## Your task
Every entry that follows should be repeated exactly; drop the images.

━━━━━ Data supplied

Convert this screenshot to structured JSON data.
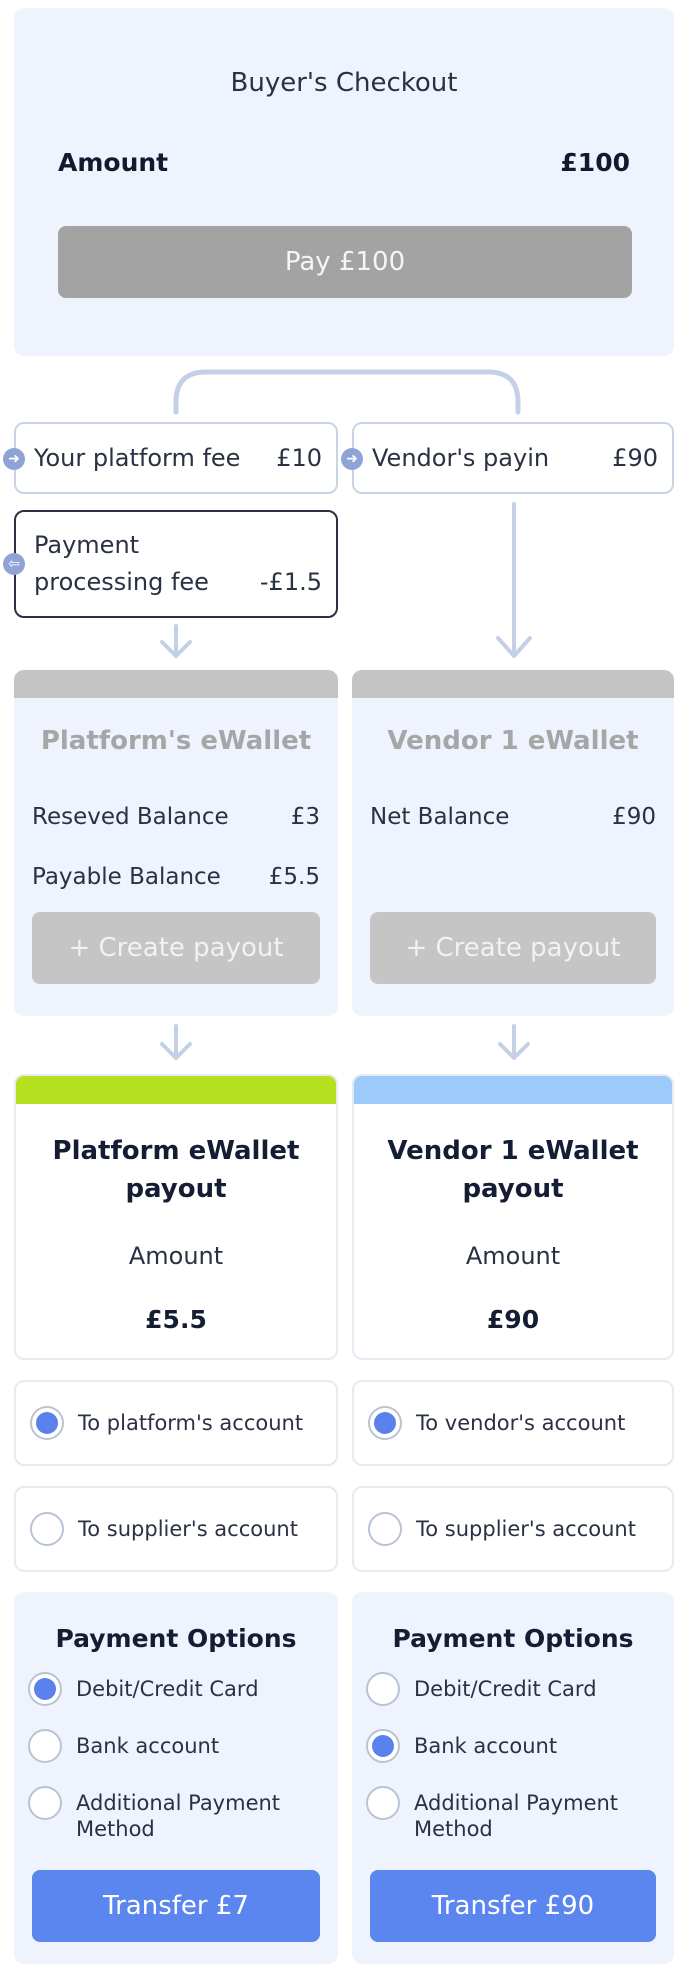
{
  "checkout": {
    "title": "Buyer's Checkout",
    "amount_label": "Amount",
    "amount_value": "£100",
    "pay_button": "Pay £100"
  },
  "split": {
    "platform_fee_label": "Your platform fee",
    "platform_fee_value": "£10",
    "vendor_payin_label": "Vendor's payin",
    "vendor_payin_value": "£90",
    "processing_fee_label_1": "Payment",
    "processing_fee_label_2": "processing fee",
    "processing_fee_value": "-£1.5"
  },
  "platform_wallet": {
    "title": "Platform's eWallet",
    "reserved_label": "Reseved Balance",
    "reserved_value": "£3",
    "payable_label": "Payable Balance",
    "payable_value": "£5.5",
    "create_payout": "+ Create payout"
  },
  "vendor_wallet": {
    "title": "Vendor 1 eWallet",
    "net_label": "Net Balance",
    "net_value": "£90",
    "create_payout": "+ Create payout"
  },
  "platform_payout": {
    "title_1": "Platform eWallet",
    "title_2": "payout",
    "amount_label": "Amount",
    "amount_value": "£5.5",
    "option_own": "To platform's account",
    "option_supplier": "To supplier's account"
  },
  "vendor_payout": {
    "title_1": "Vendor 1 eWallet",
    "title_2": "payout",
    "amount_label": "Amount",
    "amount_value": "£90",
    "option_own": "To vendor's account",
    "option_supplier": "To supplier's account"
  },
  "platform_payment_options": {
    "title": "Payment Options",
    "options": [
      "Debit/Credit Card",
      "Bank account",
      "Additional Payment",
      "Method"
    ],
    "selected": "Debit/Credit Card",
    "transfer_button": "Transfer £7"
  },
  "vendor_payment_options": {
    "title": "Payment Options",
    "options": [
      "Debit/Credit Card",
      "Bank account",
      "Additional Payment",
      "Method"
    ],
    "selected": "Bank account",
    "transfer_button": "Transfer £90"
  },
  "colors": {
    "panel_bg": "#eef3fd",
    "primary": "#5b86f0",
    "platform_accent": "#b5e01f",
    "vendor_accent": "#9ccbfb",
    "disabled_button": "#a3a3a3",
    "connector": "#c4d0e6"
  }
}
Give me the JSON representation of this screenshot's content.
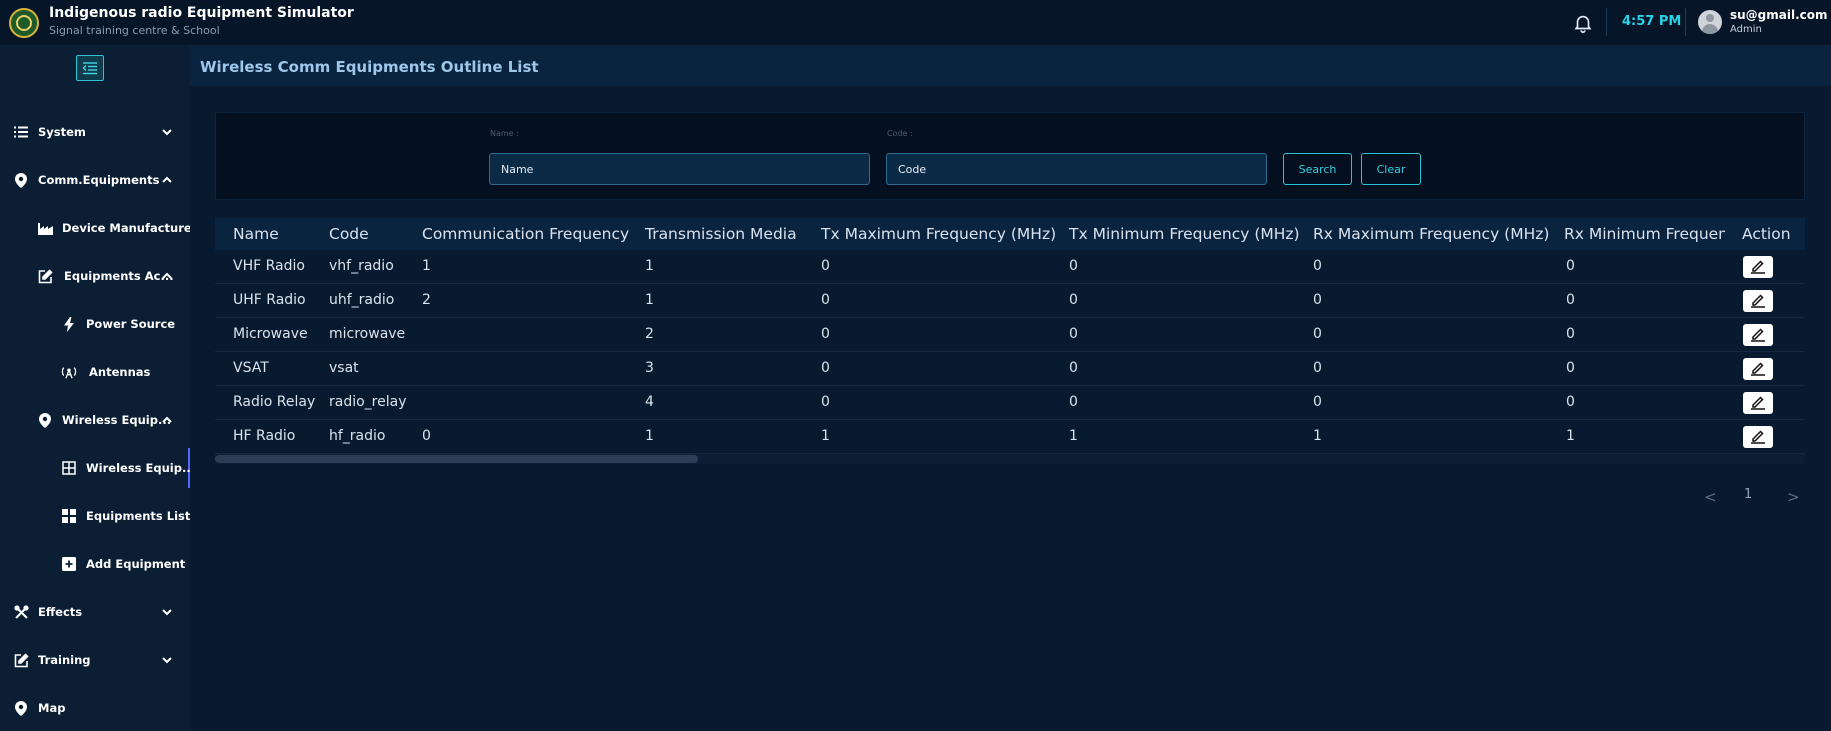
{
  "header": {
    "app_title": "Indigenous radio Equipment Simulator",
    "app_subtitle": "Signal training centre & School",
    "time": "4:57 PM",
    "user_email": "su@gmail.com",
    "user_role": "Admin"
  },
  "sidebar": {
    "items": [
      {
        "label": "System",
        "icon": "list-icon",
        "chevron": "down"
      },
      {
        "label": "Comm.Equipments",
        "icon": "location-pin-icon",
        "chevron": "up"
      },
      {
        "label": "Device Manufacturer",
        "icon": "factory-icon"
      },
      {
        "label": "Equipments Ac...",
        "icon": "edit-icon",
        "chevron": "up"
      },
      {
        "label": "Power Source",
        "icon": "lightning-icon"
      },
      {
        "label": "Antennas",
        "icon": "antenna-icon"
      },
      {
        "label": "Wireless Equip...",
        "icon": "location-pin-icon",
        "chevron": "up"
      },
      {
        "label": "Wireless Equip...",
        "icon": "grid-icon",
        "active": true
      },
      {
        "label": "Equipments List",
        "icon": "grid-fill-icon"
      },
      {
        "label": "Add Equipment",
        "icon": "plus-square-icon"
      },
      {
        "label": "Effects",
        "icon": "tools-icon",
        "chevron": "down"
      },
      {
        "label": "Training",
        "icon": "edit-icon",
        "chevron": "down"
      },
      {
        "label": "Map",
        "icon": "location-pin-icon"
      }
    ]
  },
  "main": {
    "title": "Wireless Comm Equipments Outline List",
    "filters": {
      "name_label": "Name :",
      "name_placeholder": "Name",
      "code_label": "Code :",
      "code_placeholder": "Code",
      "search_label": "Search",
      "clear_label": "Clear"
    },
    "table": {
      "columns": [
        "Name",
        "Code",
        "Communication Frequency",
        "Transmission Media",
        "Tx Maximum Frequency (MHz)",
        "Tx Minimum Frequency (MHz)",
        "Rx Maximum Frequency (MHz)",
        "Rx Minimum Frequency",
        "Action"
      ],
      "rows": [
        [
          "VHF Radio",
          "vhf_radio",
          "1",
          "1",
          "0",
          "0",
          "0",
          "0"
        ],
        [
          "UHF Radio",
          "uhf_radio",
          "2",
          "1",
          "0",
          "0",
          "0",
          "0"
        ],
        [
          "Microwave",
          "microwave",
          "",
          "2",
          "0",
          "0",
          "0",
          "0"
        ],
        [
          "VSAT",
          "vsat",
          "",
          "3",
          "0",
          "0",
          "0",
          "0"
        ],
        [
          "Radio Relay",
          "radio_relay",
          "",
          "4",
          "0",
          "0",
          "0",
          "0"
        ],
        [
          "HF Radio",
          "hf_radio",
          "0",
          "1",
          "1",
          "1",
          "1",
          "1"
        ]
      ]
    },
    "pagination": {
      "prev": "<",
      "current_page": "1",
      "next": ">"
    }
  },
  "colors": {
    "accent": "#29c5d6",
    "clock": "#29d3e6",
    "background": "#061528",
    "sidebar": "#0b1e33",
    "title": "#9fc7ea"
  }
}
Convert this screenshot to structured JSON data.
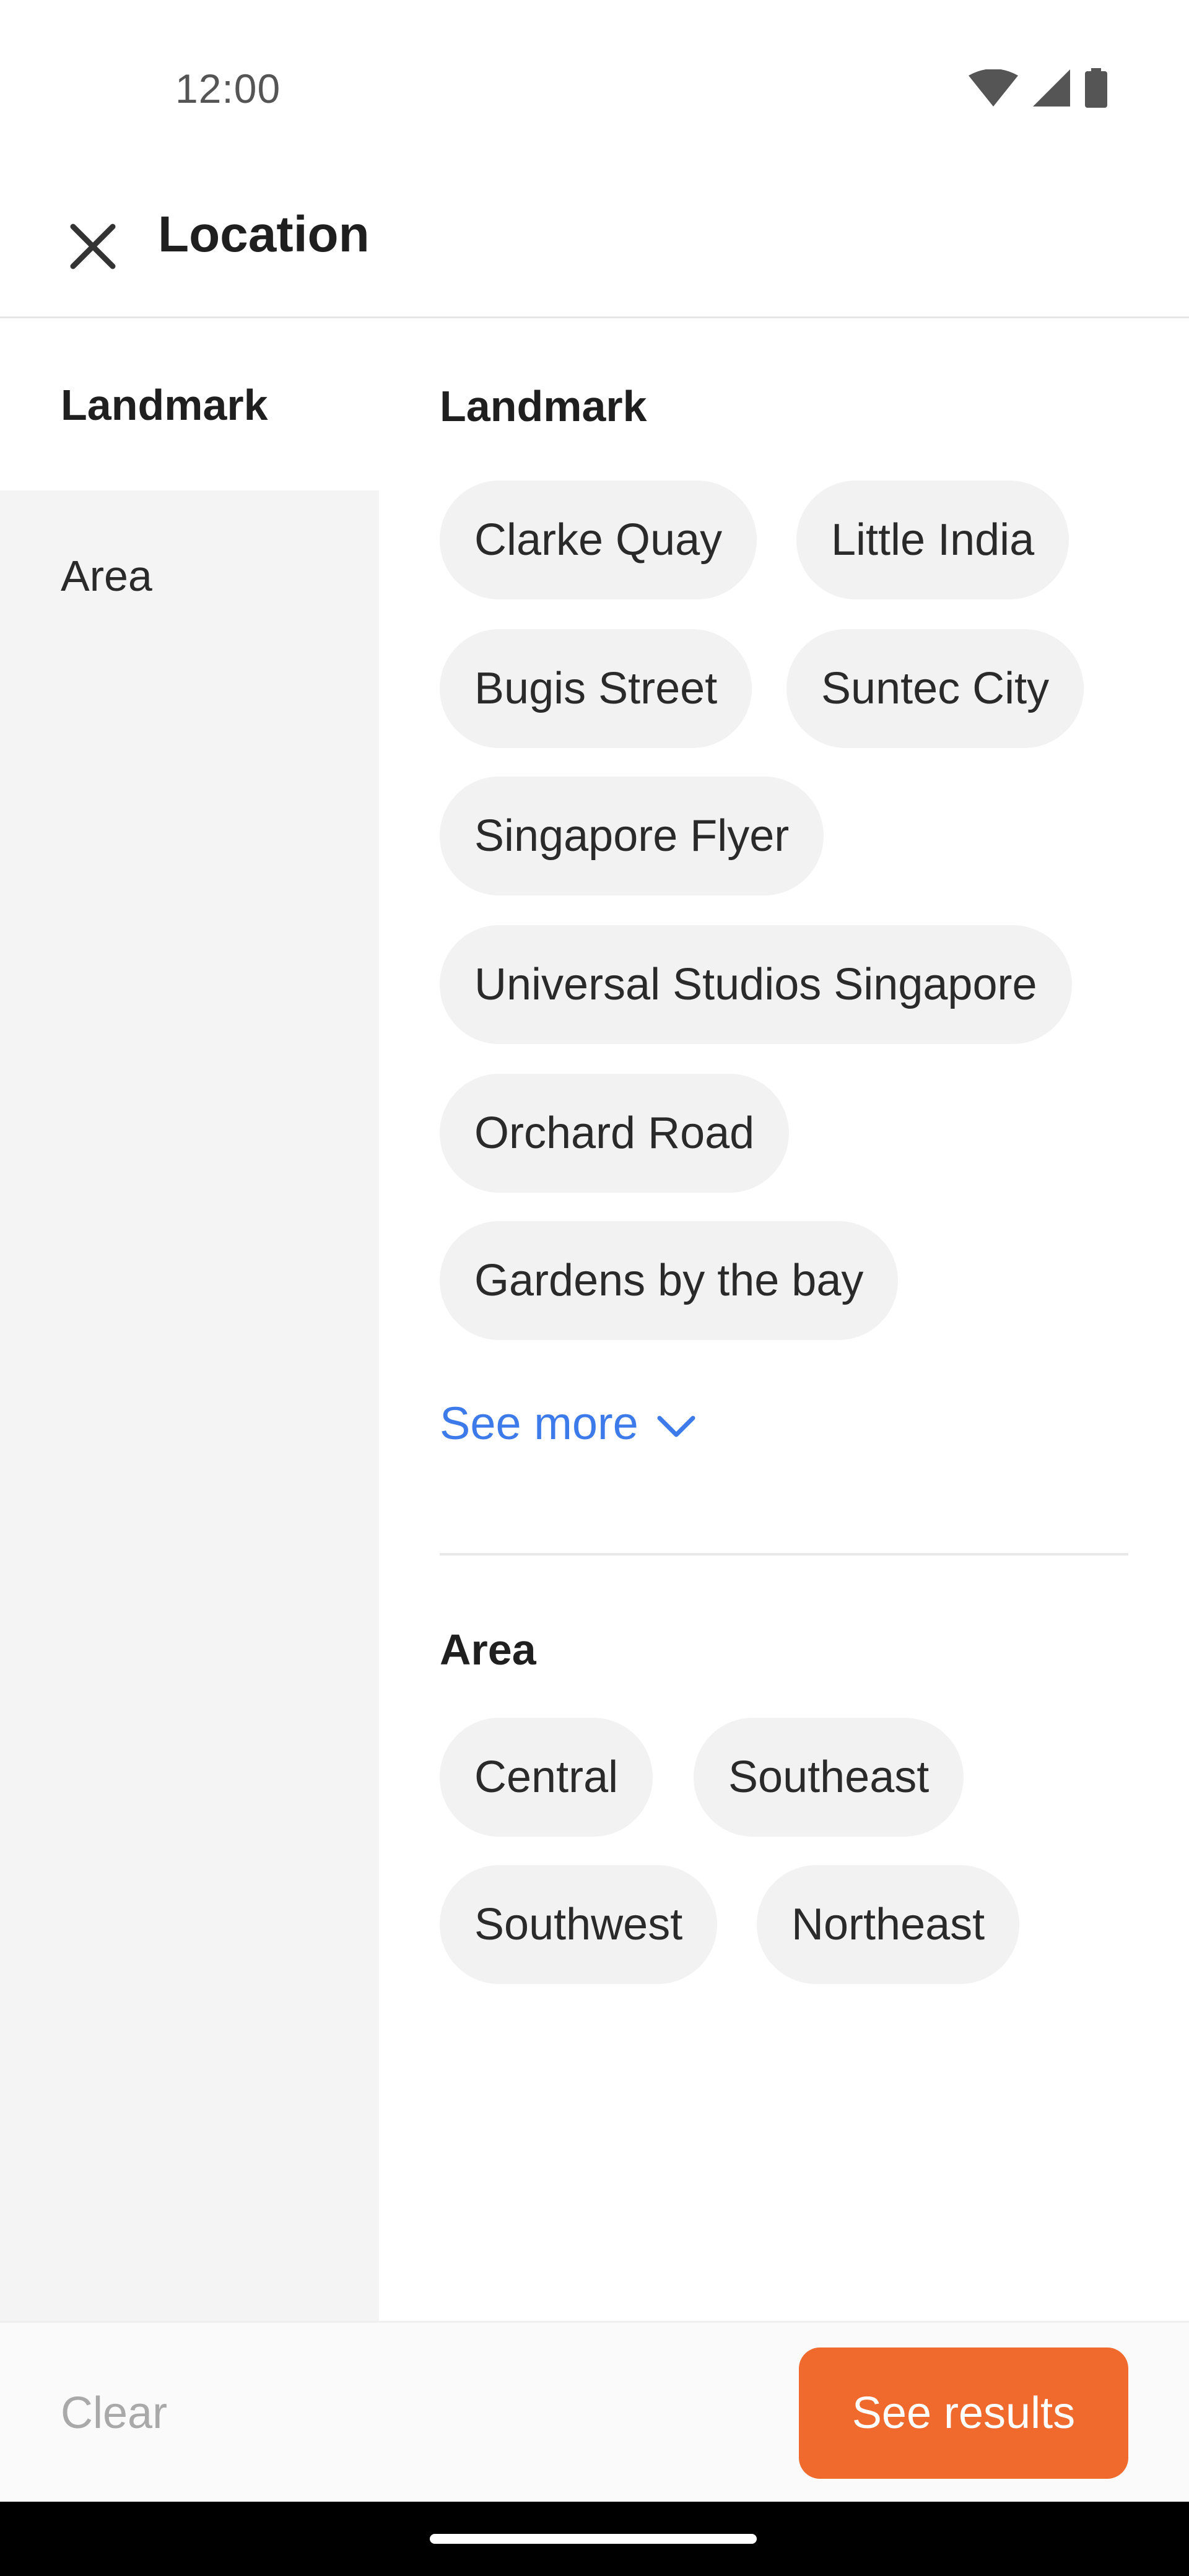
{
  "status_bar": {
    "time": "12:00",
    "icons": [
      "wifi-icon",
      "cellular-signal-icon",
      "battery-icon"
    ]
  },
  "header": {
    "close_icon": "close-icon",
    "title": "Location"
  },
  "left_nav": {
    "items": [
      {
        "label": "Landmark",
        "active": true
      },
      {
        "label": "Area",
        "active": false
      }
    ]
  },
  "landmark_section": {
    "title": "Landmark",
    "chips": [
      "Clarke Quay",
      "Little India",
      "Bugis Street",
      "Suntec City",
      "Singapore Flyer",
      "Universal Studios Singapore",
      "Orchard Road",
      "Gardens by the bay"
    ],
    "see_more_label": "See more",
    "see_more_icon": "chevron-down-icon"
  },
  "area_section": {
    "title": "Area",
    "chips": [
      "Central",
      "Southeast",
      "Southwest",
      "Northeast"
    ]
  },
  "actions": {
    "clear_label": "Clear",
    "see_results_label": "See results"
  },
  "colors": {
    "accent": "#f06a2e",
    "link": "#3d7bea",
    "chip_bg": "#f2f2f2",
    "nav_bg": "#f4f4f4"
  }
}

━━━━━━━━━━

## Result for this exercise
Convert this screenshot to structured JSON data.
{
  "checkout": {
    "title": "Buyer's Checkout",
    "amount_label": "Amount",
    "amount_value": "£100",
    "pay_button": "Pay £100"
  },
  "split": {
    "platform_fee_label": "Your platform fee",
    "platform_fee_value": "£10",
    "vendor_payin_label": "Vendor's payin",
    "vendor_payin_value": "£90",
    "processing_fee_label_1": "Payment",
    "processing_fee_label_2": "processing fee",
    "processing_fee_value": "-£1.5"
  },
  "platform_wallet": {
    "title": "Platform's eWallet",
    "reserved_label": "Reseved Balance",
    "reserved_value": "£3",
    "payable_label": "Payable Balance",
    "payable_value": "£5.5",
    "create_payout": "+ Create payout"
  },
  "vendor_wallet": {
    "title": "Vendor 1 eWallet",
    "net_label": "Net Balance",
    "net_value": "£90",
    "create_payout": "+ Create payout"
  },
  "platform_payout": {
    "title_1": "Platform eWallet",
    "title_2": "payout",
    "amount_label": "Amount",
    "amount_value": "£5.5",
    "option_own": "To platform's account",
    "option_supplier": "To supplier's account"
  },
  "vendor_payout": {
    "title_1": "Vendor 1 eWallet",
    "title_2": "payout",
    "amount_label": "Amount",
    "amount_value": "£90",
    "option_own": "To vendor's account",
    "option_supplier": "To supplier's account"
  },
  "platform_payment_options": {
    "title": "Payment Options",
    "options": [
      "Debit/Credit Card",
      "Bank account",
      "Additional Payment",
      "Method"
    ],
    "selected": "Debit/Credit Card",
    "transfer_button": "Transfer £7"
  },
  "vendor_payment_options": {
    "title": "Payment Options",
    "options": [
      "Debit/Credit Card",
      "Bank account",
      "Additional Payment",
      "Method"
    ],
    "selected": "Bank account",
    "transfer_button": "Transfer £90"
  },
  "colors": {
    "panel_bg": "#eef3fd",
    "primary": "#5b86f0",
    "platform_accent": "#b5e01f",
    "vendor_accent": "#9ccbfb",
    "disabled_button": "#a3a3a3",
    "connector": "#c4d0e6"
  }
}
Give me the JSON representation of this screenshot's content.
{
  "header": {
    "app_title": "Indigenous radio Equipment Simulator",
    "app_subtitle": "Signal training centre & School",
    "time": "4:57 PM",
    "user_email": "su@gmail.com",
    "user_role": "Admin"
  },
  "sidebar": {
    "items": [
      {
        "label": "System",
        "icon": "list-icon",
        "chevron": "down"
      },
      {
        "label": "Comm.Equipments",
        "icon": "location-pin-icon",
        "chevron": "up"
      },
      {
        "label": "Device Manufacturer",
        "icon": "factory-icon"
      },
      {
        "label": "Equipments Ac...",
        "icon": "edit-icon",
        "chevron": "up"
      },
      {
        "label": "Power Source",
        "icon": "lightning-icon"
      },
      {
        "label": "Antennas",
        "icon": "antenna-icon"
      },
      {
        "label": "Wireless Equip...",
        "icon": "location-pin-icon",
        "chevron": "up"
      },
      {
        "label": "Wireless Equip...",
        "icon": "grid-icon",
        "active": true
      },
      {
        "label": "Equipments List",
        "icon": "grid-fill-icon"
      },
      {
        "label": "Add Equipment",
        "icon": "plus-square-icon"
      },
      {
        "label": "Effects",
        "icon": "tools-icon",
        "chevron": "down"
      },
      {
        "label": "Training",
        "icon": "edit-icon",
        "chevron": "down"
      },
      {
        "label": "Map",
        "icon": "location-pin-icon"
      }
    ]
  },
  "main": {
    "title": "Wireless Comm Equipments Outline List",
    "filters": {
      "name_label": "Name :",
      "name_placeholder": "Name",
      "code_label": "Code :",
      "code_placeholder": "Code",
      "search_label": "Search",
      "clear_label": "Clear"
    },
    "table": {
      "columns": [
        "Name",
        "Code",
        "Communication Frequency",
        "Transmission Media",
        "Tx Maximum Frequency (MHz)",
        "Tx Minimum Frequency (MHz)",
        "Rx Maximum Frequency (MHz)",
        "Rx Minimum Frequency",
        "Action"
      ],
      "rows": [
        [
          "VHF Radio",
          "vhf_radio",
          "1",
          "1",
          "0",
          "0",
          "0",
          "0"
        ],
        [
          "UHF Radio",
          "uhf_radio",
          "2",
          "1",
          "0",
          "0",
          "0",
          "0"
        ],
        [
          "Microwave",
          "microwave",
          "",
          "2",
          "0",
          "0",
          "0",
          "0"
        ],
        [
          "VSAT",
          "vsat",
          "",
          "3",
          "0",
          "0",
          "0",
          "0"
        ],
        [
          "Radio Relay",
          "radio_relay",
          "",
          "4",
          "0",
          "0",
          "0",
          "0"
        ],
        [
          "HF Radio",
          "hf_radio",
          "0",
          "1",
          "1",
          "1",
          "1",
          "1"
        ]
      ]
    },
    "pagination": {
      "prev": "<",
      "current_page": "1",
      "next": ">"
    }
  },
  "colors": {
    "accent": "#29c5d6",
    "clock": "#29d3e6",
    "background": "#061528",
    "sidebar": "#0b1e33",
    "title": "#9fc7ea"
  }
}
Convert this screenshot to structured JSON data.
{
  "status_bar": {
    "time": "12:00",
    "icons": [
      "wifi-icon",
      "cellular-signal-icon",
      "battery-icon"
    ]
  },
  "header": {
    "close_icon": "close-icon",
    "title": "Location"
  },
  "left_nav": {
    "items": [
      {
        "label": "Landmark",
        "active": true
      },
      {
        "label": "Area",
        "active": false
      }
    ]
  },
  "landmark_section": {
    "title": "Landmark",
    "chips": [
      "Clarke Quay",
      "Little India",
      "Bugis Street",
      "Suntec City",
      "Singapore Flyer",
      "Universal Studios Singapore",
      "Orchard Road",
      "Gardens by the bay"
    ],
    "see_more_label": "See more",
    "see_more_icon": "chevron-down-icon"
  },
  "area_section": {
    "title": "Area",
    "chips": [
      "Central",
      "Southeast",
      "Southwest",
      "Northeast"
    ]
  },
  "actions": {
    "clear_label": "Clear",
    "see_results_label": "See results"
  },
  "colors": {
    "accent": "#f06a2e",
    "link": "#3d7bea",
    "chip_bg": "#f2f2f2",
    "nav_bg": "#f4f4f4"
  }
}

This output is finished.